* _Given request_: Track down the lines that contain "label" and copy them.

Items from a dataset:

-- Begin --

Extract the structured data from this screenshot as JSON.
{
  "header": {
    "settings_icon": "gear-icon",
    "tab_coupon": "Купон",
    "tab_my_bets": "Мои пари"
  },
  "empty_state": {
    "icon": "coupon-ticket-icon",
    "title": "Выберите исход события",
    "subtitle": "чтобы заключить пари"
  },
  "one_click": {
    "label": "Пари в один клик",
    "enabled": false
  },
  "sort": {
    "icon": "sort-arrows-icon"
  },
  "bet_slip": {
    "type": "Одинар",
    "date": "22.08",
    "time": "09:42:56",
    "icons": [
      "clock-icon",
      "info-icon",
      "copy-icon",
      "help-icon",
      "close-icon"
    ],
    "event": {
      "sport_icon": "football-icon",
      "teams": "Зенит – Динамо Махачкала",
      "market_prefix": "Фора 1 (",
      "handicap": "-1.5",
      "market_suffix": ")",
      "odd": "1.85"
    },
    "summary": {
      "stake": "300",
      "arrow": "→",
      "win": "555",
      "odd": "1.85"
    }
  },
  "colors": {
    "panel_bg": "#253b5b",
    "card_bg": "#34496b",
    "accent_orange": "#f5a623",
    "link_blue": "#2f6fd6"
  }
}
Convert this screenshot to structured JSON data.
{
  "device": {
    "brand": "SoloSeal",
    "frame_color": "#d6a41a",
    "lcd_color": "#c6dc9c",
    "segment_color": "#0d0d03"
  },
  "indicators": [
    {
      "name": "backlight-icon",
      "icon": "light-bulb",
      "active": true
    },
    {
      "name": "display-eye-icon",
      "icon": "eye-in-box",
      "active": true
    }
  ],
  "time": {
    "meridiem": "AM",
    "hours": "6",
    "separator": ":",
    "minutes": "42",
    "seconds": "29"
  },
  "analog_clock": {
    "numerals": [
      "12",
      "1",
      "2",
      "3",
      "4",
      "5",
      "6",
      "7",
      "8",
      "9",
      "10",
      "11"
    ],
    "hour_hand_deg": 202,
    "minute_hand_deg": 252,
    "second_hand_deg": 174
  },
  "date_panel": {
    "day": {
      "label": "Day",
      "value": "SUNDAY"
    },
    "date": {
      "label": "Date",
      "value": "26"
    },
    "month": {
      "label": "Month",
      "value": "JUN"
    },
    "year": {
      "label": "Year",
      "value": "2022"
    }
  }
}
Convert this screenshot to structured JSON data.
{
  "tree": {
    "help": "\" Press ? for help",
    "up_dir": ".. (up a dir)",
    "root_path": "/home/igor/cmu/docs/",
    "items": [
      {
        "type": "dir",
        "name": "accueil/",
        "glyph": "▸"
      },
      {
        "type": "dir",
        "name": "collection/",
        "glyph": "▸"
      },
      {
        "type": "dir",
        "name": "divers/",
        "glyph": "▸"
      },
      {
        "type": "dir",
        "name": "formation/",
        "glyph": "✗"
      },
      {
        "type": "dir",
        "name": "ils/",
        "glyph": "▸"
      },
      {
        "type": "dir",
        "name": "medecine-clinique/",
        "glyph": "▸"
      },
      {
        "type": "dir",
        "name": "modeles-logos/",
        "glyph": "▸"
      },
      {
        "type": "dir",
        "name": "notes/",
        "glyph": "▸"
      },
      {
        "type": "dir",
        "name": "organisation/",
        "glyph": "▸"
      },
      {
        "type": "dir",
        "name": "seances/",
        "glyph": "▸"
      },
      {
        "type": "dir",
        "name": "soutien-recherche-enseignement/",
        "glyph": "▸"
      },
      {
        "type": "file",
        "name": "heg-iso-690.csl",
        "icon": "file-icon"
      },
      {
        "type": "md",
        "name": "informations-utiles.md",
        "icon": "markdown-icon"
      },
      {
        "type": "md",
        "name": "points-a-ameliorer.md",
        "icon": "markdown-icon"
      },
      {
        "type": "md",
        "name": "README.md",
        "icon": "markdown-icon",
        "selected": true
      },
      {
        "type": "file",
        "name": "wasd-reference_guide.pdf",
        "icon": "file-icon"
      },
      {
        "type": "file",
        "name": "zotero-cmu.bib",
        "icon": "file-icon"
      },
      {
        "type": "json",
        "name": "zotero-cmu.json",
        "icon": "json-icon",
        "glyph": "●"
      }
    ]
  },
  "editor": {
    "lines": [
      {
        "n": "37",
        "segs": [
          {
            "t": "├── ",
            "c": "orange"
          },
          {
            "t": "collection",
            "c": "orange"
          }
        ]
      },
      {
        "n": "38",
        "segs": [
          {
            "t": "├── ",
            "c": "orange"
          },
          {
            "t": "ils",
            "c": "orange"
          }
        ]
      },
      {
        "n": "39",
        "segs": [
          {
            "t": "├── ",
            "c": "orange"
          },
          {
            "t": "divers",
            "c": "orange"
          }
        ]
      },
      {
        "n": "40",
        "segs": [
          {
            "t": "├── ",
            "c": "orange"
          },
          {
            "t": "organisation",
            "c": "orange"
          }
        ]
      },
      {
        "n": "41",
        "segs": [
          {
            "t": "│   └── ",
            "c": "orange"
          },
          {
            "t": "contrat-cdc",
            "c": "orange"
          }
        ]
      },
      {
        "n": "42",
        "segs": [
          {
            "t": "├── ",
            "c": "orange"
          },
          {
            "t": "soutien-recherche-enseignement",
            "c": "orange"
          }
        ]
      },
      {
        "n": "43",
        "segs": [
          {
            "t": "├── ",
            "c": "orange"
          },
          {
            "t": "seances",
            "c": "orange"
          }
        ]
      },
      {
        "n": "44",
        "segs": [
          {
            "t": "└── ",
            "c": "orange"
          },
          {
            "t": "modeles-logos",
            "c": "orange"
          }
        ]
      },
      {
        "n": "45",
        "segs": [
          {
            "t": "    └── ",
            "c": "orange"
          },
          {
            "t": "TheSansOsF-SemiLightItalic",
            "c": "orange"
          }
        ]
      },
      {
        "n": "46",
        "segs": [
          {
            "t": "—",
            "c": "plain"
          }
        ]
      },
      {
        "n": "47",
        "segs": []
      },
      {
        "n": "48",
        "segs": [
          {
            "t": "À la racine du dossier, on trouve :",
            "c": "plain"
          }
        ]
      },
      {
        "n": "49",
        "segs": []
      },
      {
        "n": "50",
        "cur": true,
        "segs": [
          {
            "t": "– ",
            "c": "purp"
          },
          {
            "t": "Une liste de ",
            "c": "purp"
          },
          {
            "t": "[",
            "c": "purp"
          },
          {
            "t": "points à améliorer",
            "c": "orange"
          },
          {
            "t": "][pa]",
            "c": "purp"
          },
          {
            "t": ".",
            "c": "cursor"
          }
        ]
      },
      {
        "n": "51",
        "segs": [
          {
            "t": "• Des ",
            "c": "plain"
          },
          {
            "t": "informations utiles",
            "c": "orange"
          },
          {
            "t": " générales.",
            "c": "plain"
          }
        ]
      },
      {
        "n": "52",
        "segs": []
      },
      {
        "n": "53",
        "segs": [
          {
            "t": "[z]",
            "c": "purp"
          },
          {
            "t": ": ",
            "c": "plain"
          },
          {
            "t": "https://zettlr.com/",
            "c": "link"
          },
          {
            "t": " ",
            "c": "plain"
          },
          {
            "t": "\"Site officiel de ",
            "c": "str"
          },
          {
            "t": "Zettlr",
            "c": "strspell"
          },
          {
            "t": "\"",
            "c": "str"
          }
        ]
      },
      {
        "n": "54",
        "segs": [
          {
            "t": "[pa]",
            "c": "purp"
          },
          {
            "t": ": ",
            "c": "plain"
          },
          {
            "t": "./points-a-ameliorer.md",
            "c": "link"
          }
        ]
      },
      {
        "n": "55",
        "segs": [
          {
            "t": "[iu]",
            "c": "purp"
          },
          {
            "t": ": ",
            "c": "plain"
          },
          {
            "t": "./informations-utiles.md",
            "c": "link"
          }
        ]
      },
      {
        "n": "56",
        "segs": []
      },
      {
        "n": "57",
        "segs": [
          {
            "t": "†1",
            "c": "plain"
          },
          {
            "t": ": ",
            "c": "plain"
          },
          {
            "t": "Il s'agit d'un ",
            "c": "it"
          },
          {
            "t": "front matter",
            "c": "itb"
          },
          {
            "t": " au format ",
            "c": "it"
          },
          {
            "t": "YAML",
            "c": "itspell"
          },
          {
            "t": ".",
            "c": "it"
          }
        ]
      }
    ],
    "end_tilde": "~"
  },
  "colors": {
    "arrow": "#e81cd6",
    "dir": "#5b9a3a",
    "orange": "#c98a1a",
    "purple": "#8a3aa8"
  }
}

-- End --

* _Response_:
    "label": "Пари в один клик",
      "label": "Day",
      "label": "Date",
      "label": "Month",
      "label": "Year",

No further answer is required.